** Rows **
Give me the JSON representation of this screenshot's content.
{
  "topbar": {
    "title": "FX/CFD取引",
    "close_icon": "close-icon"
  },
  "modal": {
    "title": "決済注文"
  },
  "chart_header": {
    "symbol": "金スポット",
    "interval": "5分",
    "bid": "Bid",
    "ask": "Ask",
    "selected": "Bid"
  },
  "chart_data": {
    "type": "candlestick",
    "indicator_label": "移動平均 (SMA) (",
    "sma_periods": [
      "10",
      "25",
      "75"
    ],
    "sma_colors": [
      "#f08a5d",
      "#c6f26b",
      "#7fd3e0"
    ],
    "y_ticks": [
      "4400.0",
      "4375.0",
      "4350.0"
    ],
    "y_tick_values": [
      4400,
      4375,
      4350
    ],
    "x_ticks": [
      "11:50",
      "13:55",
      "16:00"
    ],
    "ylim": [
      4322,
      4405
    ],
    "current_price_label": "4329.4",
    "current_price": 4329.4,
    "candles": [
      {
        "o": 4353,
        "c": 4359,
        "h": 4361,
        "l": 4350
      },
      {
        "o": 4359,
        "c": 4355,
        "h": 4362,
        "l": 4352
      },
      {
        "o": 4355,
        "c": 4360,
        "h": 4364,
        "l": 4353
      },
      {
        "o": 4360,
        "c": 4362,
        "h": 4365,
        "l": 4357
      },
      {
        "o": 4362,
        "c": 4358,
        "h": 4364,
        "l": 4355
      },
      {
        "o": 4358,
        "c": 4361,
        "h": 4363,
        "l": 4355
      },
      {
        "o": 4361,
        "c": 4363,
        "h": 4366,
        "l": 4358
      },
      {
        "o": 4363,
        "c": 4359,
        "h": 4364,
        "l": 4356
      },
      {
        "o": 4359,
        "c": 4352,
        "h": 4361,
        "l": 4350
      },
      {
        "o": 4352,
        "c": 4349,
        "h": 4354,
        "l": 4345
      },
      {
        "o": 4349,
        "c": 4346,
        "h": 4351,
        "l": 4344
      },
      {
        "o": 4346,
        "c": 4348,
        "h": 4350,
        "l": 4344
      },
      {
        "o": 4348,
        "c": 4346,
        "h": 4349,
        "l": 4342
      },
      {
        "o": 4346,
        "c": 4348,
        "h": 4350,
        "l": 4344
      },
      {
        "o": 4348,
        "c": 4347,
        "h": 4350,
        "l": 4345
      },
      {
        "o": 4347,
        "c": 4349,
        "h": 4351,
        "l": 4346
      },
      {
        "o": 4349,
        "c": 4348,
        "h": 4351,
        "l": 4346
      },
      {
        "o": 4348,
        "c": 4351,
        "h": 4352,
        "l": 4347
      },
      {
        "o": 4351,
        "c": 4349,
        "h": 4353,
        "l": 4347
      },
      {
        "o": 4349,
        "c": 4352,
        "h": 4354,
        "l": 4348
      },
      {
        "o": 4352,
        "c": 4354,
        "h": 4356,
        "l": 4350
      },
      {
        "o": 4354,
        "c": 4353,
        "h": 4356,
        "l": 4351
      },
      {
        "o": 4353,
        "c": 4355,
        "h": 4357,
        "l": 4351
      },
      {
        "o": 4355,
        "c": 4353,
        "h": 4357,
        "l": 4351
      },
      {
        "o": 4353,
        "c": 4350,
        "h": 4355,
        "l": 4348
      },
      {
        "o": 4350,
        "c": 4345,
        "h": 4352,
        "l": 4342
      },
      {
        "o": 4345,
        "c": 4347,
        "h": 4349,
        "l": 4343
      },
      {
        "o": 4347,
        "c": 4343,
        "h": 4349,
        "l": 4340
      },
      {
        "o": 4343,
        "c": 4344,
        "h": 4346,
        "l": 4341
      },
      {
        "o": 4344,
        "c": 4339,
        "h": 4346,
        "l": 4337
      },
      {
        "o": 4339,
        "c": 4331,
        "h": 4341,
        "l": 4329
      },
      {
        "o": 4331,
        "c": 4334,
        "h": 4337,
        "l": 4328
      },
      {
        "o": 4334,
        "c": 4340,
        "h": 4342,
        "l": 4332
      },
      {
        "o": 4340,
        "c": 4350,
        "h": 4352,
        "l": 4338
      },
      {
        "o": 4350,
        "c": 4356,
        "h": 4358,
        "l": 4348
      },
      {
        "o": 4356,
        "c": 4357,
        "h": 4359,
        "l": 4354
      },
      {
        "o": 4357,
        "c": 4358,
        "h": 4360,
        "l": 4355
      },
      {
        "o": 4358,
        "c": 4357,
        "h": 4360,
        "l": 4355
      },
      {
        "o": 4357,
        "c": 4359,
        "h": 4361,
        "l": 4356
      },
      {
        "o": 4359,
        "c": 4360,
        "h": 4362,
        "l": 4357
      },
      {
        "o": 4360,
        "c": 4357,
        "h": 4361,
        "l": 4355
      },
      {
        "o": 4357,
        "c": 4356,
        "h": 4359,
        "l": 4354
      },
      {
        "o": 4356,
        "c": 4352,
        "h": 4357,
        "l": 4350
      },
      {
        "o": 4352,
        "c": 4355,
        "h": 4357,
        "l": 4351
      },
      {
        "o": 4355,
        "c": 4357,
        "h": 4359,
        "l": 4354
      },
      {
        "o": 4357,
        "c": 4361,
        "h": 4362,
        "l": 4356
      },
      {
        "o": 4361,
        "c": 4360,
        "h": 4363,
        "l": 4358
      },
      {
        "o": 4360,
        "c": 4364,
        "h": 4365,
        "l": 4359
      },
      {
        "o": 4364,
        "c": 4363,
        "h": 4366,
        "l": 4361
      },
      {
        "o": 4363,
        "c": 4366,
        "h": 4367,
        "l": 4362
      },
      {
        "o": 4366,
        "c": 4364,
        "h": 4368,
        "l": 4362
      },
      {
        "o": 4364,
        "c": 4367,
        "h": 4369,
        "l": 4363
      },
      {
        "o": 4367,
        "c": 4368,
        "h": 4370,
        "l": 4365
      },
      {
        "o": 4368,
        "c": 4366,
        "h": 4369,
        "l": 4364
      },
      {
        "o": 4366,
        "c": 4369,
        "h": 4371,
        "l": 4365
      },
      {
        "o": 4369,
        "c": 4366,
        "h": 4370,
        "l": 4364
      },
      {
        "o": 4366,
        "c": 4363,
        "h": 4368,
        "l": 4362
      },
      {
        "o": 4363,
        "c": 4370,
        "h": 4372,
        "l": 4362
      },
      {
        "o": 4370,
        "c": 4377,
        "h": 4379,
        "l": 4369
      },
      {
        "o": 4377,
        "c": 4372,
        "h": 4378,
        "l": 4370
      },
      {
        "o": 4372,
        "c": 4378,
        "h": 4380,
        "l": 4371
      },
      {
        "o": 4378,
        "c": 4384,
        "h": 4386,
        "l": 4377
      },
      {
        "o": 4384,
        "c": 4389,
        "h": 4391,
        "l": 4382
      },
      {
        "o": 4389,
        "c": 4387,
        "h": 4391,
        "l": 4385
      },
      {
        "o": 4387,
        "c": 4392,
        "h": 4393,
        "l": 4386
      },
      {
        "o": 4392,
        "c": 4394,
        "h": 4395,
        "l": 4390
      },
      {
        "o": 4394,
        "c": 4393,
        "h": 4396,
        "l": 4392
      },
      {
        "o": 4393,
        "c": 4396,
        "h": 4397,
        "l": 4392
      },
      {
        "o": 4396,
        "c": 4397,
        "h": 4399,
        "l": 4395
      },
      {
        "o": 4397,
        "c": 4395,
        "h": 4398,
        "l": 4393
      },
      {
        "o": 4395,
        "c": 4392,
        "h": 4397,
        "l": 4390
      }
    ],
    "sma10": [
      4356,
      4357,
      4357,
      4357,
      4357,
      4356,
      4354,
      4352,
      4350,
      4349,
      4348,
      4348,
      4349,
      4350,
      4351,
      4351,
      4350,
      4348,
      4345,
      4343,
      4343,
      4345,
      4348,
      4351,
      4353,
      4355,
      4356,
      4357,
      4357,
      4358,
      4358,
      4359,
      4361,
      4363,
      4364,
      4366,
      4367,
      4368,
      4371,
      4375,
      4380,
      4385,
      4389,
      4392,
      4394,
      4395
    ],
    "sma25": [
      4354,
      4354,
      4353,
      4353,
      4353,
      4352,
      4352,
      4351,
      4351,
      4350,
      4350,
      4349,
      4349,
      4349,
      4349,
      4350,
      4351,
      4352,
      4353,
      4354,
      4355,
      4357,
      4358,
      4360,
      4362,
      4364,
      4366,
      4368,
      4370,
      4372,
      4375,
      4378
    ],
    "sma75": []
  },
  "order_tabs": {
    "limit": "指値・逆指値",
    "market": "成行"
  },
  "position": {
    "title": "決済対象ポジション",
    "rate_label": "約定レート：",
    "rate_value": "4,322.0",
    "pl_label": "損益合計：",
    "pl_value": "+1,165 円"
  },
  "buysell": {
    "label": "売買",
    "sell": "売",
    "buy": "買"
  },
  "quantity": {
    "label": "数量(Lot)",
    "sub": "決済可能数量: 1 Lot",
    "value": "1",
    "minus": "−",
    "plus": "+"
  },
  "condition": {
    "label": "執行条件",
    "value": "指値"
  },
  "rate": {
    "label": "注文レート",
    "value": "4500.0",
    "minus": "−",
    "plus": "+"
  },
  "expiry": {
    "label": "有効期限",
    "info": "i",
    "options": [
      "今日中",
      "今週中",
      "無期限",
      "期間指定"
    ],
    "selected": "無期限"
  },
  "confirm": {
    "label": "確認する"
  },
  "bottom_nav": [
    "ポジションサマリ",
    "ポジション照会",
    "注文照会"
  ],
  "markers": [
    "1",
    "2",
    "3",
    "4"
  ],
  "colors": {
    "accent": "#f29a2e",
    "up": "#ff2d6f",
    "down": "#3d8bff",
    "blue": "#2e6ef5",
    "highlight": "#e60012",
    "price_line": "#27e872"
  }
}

** Stated problem **
For each line of the entries that includes "title", show that line.

** Written response **
    "title": "FX/CFD取引",
    "title": "決済注文"
    "title": "決済対象ポジション",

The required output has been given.